REQUIRED TASK => Each line containing the word "самъ" should be found and copied.

RECORDS =>

..........

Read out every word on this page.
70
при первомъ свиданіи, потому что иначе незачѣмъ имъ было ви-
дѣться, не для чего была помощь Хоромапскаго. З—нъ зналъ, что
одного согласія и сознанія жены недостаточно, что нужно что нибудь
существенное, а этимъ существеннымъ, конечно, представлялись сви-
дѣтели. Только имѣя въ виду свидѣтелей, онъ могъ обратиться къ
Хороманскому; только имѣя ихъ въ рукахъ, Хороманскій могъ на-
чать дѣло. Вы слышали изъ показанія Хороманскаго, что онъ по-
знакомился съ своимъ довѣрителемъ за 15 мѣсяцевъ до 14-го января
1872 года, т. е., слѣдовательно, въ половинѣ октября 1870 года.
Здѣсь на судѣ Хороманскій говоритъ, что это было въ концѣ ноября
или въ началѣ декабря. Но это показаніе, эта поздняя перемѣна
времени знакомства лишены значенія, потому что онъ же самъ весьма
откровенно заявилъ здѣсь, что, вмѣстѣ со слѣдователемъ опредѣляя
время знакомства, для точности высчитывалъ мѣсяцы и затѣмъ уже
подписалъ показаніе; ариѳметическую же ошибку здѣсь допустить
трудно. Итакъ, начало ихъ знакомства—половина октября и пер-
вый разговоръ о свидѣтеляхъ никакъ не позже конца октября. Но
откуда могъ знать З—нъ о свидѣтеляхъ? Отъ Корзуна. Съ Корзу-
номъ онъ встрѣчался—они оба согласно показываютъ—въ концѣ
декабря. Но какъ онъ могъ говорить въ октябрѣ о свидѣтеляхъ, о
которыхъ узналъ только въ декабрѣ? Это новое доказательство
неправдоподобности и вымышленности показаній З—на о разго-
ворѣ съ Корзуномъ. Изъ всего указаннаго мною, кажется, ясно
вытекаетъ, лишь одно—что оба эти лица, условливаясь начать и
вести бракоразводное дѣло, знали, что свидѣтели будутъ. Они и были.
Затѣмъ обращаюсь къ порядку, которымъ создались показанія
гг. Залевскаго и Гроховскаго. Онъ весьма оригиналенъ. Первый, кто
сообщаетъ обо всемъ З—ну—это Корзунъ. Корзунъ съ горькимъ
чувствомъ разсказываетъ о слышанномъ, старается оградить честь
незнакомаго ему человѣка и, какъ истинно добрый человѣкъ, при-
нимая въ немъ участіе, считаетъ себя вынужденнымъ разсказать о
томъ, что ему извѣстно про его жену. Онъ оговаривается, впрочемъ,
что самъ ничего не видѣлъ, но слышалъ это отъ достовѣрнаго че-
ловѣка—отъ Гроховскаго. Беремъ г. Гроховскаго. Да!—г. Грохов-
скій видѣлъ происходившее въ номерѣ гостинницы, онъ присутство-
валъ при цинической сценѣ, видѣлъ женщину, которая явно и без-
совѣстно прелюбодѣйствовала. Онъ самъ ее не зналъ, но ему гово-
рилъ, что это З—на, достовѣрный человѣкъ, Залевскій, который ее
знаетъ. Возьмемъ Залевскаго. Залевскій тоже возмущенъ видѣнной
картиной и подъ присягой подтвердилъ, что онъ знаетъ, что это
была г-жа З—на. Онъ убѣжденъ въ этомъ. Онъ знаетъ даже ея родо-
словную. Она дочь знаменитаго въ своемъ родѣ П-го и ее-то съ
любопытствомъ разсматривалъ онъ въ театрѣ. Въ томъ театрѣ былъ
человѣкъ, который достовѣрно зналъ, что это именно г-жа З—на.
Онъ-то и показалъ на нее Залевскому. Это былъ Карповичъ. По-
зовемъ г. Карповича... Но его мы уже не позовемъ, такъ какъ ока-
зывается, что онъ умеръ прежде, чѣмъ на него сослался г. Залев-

..........

RESPONSE TO THE TASK =>
времени знакомства лишены значенія, потому что онъ же самъ весьма
что самъ ничего не видѣлъ, но слышалъ это отъ достовѣрнаго че-
совѣстно прелюбодѣйствовала. Онъ самъ ее не зналъ, но ему гово-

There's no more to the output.